— OBJECTIVE —
Gather the lines from the material that contain "this".

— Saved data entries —
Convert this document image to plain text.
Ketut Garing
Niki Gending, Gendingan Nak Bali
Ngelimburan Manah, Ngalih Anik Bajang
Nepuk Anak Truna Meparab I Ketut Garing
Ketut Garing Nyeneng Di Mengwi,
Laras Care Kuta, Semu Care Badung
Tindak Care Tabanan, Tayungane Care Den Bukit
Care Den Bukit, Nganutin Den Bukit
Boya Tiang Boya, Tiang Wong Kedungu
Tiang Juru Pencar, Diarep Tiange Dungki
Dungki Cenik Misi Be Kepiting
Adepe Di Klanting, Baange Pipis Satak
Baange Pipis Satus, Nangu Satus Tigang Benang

...

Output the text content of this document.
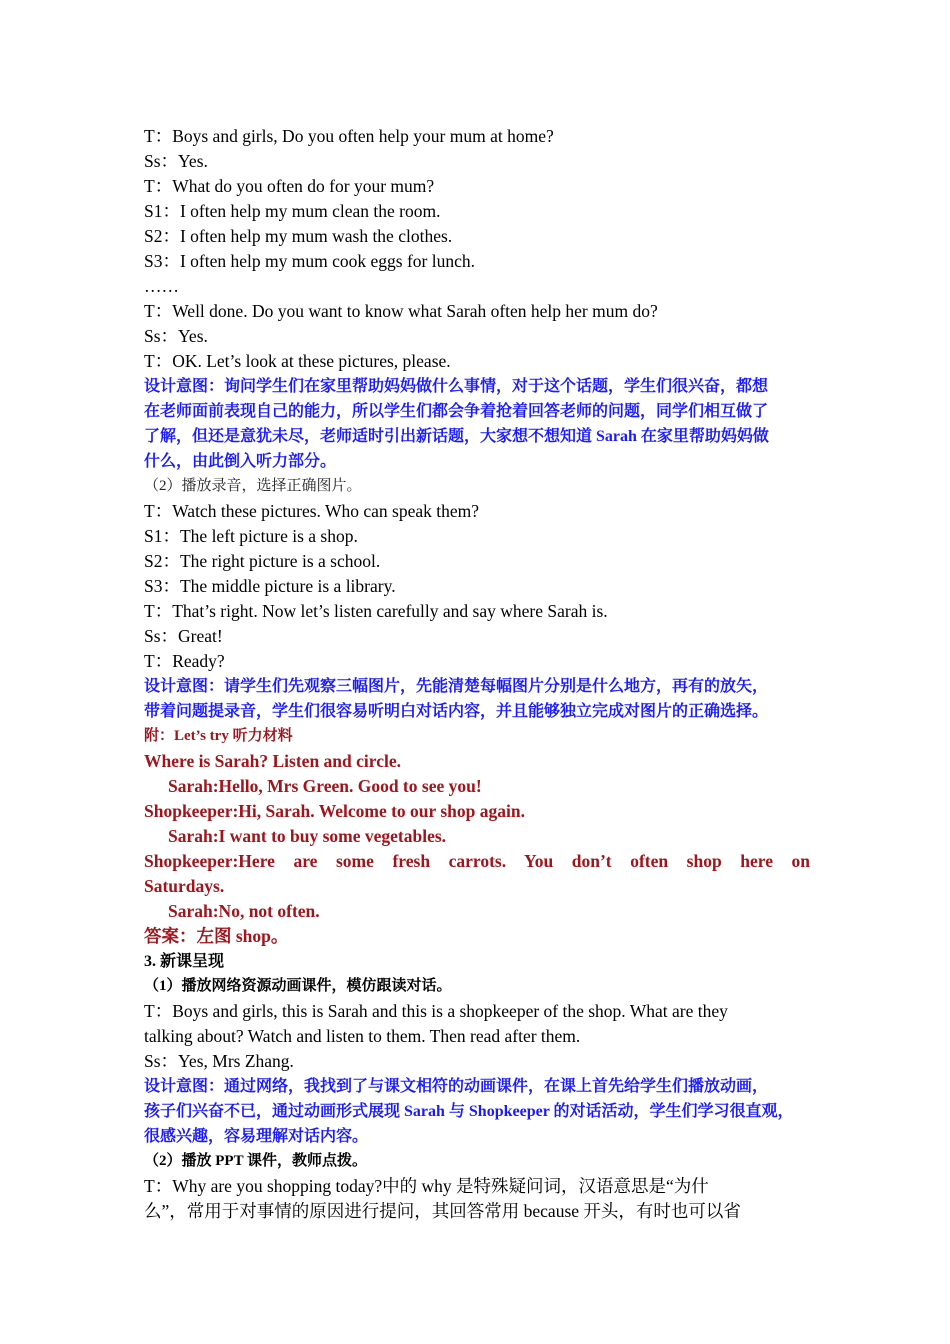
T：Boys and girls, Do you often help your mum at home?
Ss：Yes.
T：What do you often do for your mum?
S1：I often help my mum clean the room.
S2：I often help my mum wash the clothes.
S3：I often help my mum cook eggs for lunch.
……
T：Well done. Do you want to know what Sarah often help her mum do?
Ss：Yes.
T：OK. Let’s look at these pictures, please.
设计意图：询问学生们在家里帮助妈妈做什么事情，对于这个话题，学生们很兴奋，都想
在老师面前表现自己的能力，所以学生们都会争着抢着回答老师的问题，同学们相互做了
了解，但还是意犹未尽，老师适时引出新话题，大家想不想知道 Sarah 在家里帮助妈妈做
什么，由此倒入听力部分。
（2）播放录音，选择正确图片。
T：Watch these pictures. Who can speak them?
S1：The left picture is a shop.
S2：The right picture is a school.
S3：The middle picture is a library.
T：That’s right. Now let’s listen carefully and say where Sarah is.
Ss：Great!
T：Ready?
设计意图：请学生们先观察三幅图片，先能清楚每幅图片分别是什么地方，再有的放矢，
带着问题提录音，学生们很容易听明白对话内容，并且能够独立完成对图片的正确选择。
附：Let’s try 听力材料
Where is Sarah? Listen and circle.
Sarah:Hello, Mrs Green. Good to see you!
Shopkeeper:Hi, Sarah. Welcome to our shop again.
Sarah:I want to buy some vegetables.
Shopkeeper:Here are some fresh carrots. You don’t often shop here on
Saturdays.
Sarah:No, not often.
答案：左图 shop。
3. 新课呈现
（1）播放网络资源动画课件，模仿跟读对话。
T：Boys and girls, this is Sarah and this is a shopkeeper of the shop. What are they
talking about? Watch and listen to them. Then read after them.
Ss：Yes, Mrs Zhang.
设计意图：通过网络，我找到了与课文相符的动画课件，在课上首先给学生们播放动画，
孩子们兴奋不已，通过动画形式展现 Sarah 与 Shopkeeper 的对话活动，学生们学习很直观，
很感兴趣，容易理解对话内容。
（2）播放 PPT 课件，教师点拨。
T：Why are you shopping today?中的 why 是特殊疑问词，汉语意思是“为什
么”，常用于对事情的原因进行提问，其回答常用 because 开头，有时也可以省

— ANSWER TO THE EXERCISE —
Convert this document image to plain text.
Output the text content of this document.
T：Boys and girls, this is Sarah and this is a shopkeeper of the shop. What are they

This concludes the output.